__Listed entries__.

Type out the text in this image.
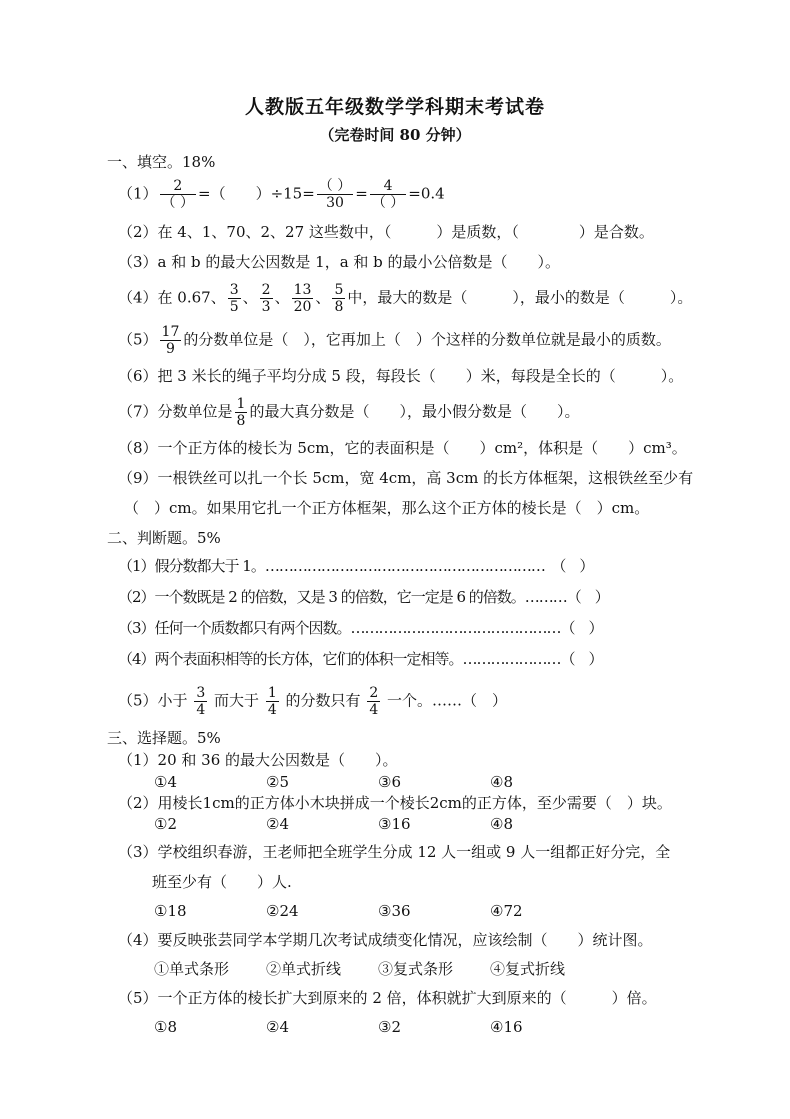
人教版五年级数学学科期末考试卷
（完卷时间 80 分钟）
一、填空。18%
$(1) \frac{2}{( )}$ =（　　）$\div 15= \frac{( )}{30} = \frac{4}{( )} =0.4$
（2）在 4、1、70、2、27 这些数中，（　　　）是质数，（　　　　）是合数。
（3）a 和 b 的最大公因数是 1，a 和 b 的最小公倍数是（　　）。
（4）在 0.67、 $\frac{3}{5}$ 、 $\frac{2}{3}$ 、 $\frac{13}{20}$ 、 $\frac{5}{8}$ 中，最大的数是（　　　），最小的数是（　　　）。
$(5) \frac{17}{9}$ 的分数单位是（　），它再加上（　）个这样的分数单位就是最小的质数。
（6）把 3 米长的绳子平均分成 5 段，每段长（　　）米，每段是全长的（　　　）。
（7）分数单位是 $\frac{1}{8}$ 的最大真分数是（　　），最小假分数是（　　）。
（8）一个正方体的棱长为 5cm，它的表面积是（　　）cm²，体积是（　　）cm³。
（9）一根铁丝可以扎一个长 5cm，宽 4cm，高 3cm 的长方体框架，这根铁丝至少有
（　）cm。如果用它扎一个正方体框架，那么这个正方体的棱长是（　）cm。
二、判断题。5%
（1）假分数都大于 1。……………………………………………………　（　）
（2）一个数既是 2 的倍数，又是 3 的倍数，它一定是 6 的倍数。………（　）
（3）任何一个质数都只有两个因数。………………………………………（　）
（4）两个表面积相等的长方体，它们的体积一定相等。…………………（　）
（5）小于 $\frac{3}{4}$ 而大于 $\frac{1}{4}$ 的分数只有 $\frac{2}{4}$ 一个。……（　）
三、选择题。5%
（1）20 和 36 的最大公因数是（　　）。
①4	②5	③6	④8
（2）用棱长1cm的正方体小木块拼成一个棱长2cm的正方体，至少需要（　）块。
①2	②4	③16	④8
（3）学校组织春游，王老师把全班学生分成 12 人一组或 9 人一组都正好分完，全
班至少有（　　）人.
①18	②24	③36	④72
（4）要反映张芸同学本学期几次考试成绩变化情况，应该绘制（　　）统计图。
①单式条形 ②单式折线 ③复式条形 ④复式折线
（5）一个正方体的棱长扩大到原来的 2 倍，体积就扩大到原来的（　　　）倍。
①8	②4	③2	④16
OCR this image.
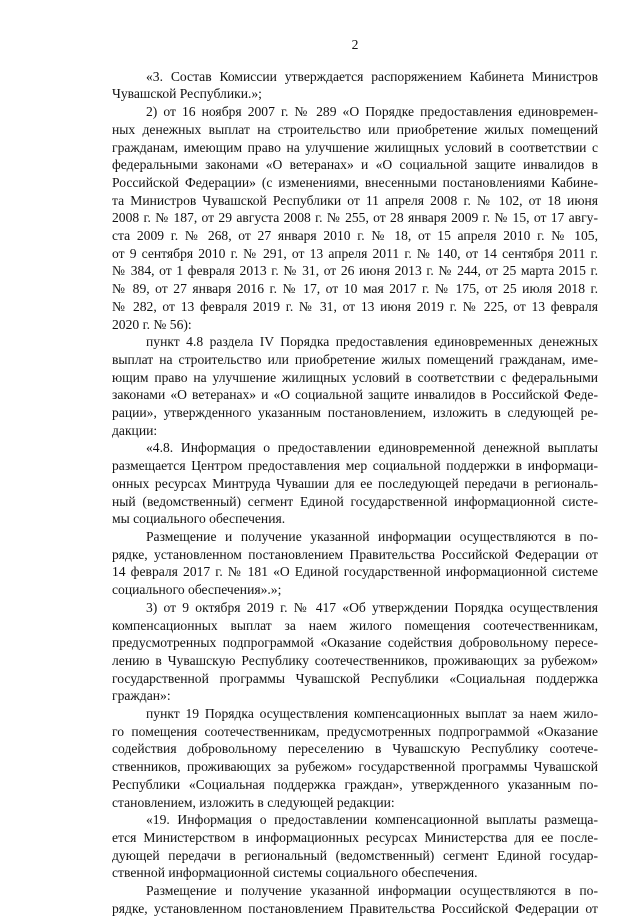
2
«3. Состав Комиссии утверждается распоряжением Кабинета Министров
Чувашской Республики.»;
2) от 16 ноября 2007 г. № 289 «О Порядке предоставления единовремен-
ных денежных выплат на строительство или приобретение жилых помещений
гражданам, имеющим право на улучшение жилищных условий в соответствии с
федеральными законами «О ветеранах» и «О социальной защите инвалидов в
Российской Федерации» (с изменениями, внесенными постановлениями Кабине-
та Министров Чувашской Республики от 11 апреля 2008 г. № 102, от 18 июня
2008 г. № 187, от 29 августа 2008 г. № 255, от 28 января 2009 г. № 15, от 17 авгу-
ста 2009 г. № 268, от 27 января 2010 г. № 18, от 15 апреля 2010 г. № 105,
от 9 сентября 2010 г. № 291, от 13 апреля 2011 г. № 140, от 14 сентября 2011 г.
№ 384, от 1 февраля 2013 г. № 31, от 26 июня 2013 г. № 244, от 25 марта 2015 г.
№ 89, от 27 января 2016 г. № 17, от 10 мая 2017 г. № 175, от 25 июля 2018 г.
№ 282, от 13 февраля 2019 г. № 31, от 13 июня 2019 г. № 225, от 13 февраля
2020 г. № 56):
пункт 4.8 раздела IV Порядка предоставления единовременных денежных
выплат на строительство или приобретение жилых помещений гражданам, име-
ющим право на улучшение жилищных условий в соответствии с федеральными
законами «О ветеранах» и «О социальной защите инвалидов в Российской Феде-
рации», утвержденного указанным постановлением, изложить в следующей ре-
дакции:
«4.8. Информация о предоставлении единовременной денежной выплаты
размещается Центром предоставления мер социальной поддержки в информаци-
онных ресурсах Минтруда Чувашии для ее последующей передачи в региональ-
ный (ведомственный) сегмент Единой государственной информационной систе-
мы социального обеспечения.
Размещение и получение указанной информации осуществляются в по-
рядке, установленном постановлением Правительства Российской Федерации от
14 февраля 2017 г. № 181 «О Единой государственной информационной системе
социального обеспечения».»;
3) от 9 октября 2019 г. № 417 «Об утверждении Порядка осуществления
компенсационных выплат за наем жилого помещения соотечественникам,
предусмотренных подпрограммой «Оказание содействия добровольному пересе-
лению в Чувашскую Республику соотечественников, проживающих за рубежом»
государственной программы Чувашской Республики «Социальная поддержка
граждан»:
пункт 19 Порядка осуществления компенсационных выплат за наем жило-
го помещения соотечественникам, предусмотренных подпрограммой «Оказание
содействия добровольному переселению в Чувашскую Республику соотече-
ственников, проживающих за рубежом» государственной программы Чувашской
Республики «Социальная поддержка граждан», утвержденного указанным по-
становлением, изложить в следующей редакции:
«19. Информация о предоставлении компенсационной выплаты размеща-
ется Министерством в информационных ресурсах Министерства для ее после-
дующей передачи в региональный (ведомственный) сегмент Единой государ-
ственной информационной системы социального обеспечения.
Размещение и получение указанной информации осуществляются в по-
рядке, установленном постановлением Правительства Российской Федерации от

__Problem__.
Repeat the data above exactly, but not the pictures.

__Correct output__.
Type out the text in this image.
人教版五年级数学学科期末考试卷
（完卷时间 80 分钟）
一、填空。18%
$(1) \frac{2}{( )}$ =（　　）$\div 15= \frac{( )}{30} = \frac{4}{( )} =0.4$
（2）在 4、1、70、2、27 这些数中，（　　　）是质数，（　　　　）是合数。
（3）a 和 b 的最大公因数是 1，a 和 b 的最小公倍数是（　　）。
（4）在 0.67、 $\frac{3}{5}$ 、 $\frac{2}{3}$ 、 $\frac{13}{20}$ 、 $\frac{5}{8}$ 中，最大的数是（　　　），最小的数是（　　　）。
$(5) \frac{17}{9}$ 的分数单位是（　），它再加上（　）个这样的分数单位就是最小的质数。
（6）把 3 米长的绳子平均分成 5 段，每段长（　　）米，每段是全长的（　　　）。
（7）分数单位是 $\frac{1}{8}$ 的最大真分数是（　　），最小假分数是（　　）。
（8）一个正方体的棱长为 5cm，它的表面积是（　　）cm²，体积是（　　）cm³。
（9）一根铁丝可以扎一个长 5cm，宽 4cm，高 3cm 的长方体框架，这根铁丝至少有
（　）cm。如果用它扎一个正方体框架，那么这个正方体的棱长是（　）cm。
二、判断题。5%
（1）假分数都大于 1。……………………………………………………　（　）
（2）一个数既是 2 的倍数，又是 3 的倍数，它一定是 6 的倍数。………（　）
（3）任何一个质数都只有两个因数。………………………………………（　）
（4）两个表面积相等的长方体，它们的体积一定相等。…………………（　）
（5）小于 $\frac{3}{4}$ 而大于 $\frac{1}{4}$ 的分数只有 $\frac{2}{4}$ 一个。……（　）
三、选择题。5%
（1）20 和 36 的最大公因数是（　　）。
①4	②5	③6	④8
（2）用棱长1cm的正方体小木块拼成一个棱长2cm的正方体，至少需要（　）块。
①2	②4	③16	④8
（3）学校组织春游，王老师把全班学生分成 12 人一组或 9 人一组都正好分完，全
班至少有（　　）人.
①18	②24	③36	④72
（4）要反映张芸同学本学期几次考试成绩变化情况，应该绘制（　　）统计图。
①单式条形 ②单式折线 ③复式条形 ④复式折线
（5）一个正方体的棱长扩大到原来的 2 倍，体积就扩大到原来的（　　　）倍。
①8	②4	③2	④16
OCR this image.
2
«3. Состав Комиссии утверждается распоряжением Кабинета Министров
Чувашской Республики.»;
2) от 16 ноября 2007 г. № 289 «О Порядке предоставления единовремен-
ных денежных выплат на строительство или приобретение жилых помещений
гражданам, имеющим право на улучшение жилищных условий в соответствии с
федеральными законами «О ветеранах» и «О социальной защите инвалидов в
Российской Федерации» (с изменениями, внесенными постановлениями Кабине-
та Министров Чувашской Республики от 11 апреля 2008 г. № 102, от 18 июня
2008 г. № 187, от 29 августа 2008 г. № 255, от 28 января 2009 г. № 15, от 17 авгу-
ста 2009 г. № 268, от 27 января 2010 г. № 18, от 15 апреля 2010 г. № 105,
от 9 сентября 2010 г. № 291, от 13 апреля 2011 г. № 140, от 14 сентября 2011 г.
№ 384, от 1 февраля 2013 г. № 31, от 26 июня 2013 г. № 244, от 25 марта 2015 г.
№ 89, от 27 января 2016 г. № 17, от 10 мая 2017 г. № 175, от 25 июля 2018 г.
№ 282, от 13 февраля 2019 г. № 31, от 13 июня 2019 г. № 225, от 13 февраля
2020 г. № 56):
пункт 4.8 раздела IV Порядка предоставления единовременных денежных
выплат на строительство или приобретение жилых помещений гражданам, име-
ющим право на улучшение жилищных условий в соответствии с федеральными
законами «О ветеранах» и «О социальной защите инвалидов в Российской Феде-
рации», утвержденного указанным постановлением, изложить в следующей ре-
дакции:
«4.8. Информация о предоставлении единовременной денежной выплаты
размещается Центром предоставления мер социальной поддержки в информаци-
онных ресурсах Минтруда Чувашии для ее последующей передачи в региональ-
ный (ведомственный) сегмент Единой государственной информационной систе-
мы социального обеспечения.
Размещение и получение указанной информации осуществляются в по-
рядке, установленном постановлением Правительства Российской Федерации от
14 февраля 2017 г. № 181 «О Единой государственной информационной системе
социального обеспечения».»;
3) от 9 октября 2019 г. № 417 «Об утверждении Порядка осуществления
компенсационных выплат за наем жилого помещения соотечественникам,
предусмотренных подпрограммой «Оказание содействия добровольному пересе-
лению в Чувашскую Республику соотечественников, проживающих за рубежом»
государственной программы Чувашской Республики «Социальная поддержка
граждан»:
пункт 19 Порядка осуществления компенсационных выплат за наем жило-
го помещения соотечественникам, предусмотренных подпрограммой «Оказание
содействия добровольному переселению в Чувашскую Республику соотече-
ственников, проживающих за рубежом» государственной программы Чувашской
Республики «Социальная поддержка граждан», утвержденного указанным по-
становлением, изложить в следующей редакции:
«19. Информация о предоставлении компенсационной выплаты размеща-
ется Министерством в информационных ресурсах Министерства для ее после-
дующей передачи в региональный (ведомственный) сегмент Единой государ-
ственной информационной системы социального обеспечения.
Размещение и получение указанной информации осуществляются в по-
рядке, установленном постановлением Правительства Российской Федерации от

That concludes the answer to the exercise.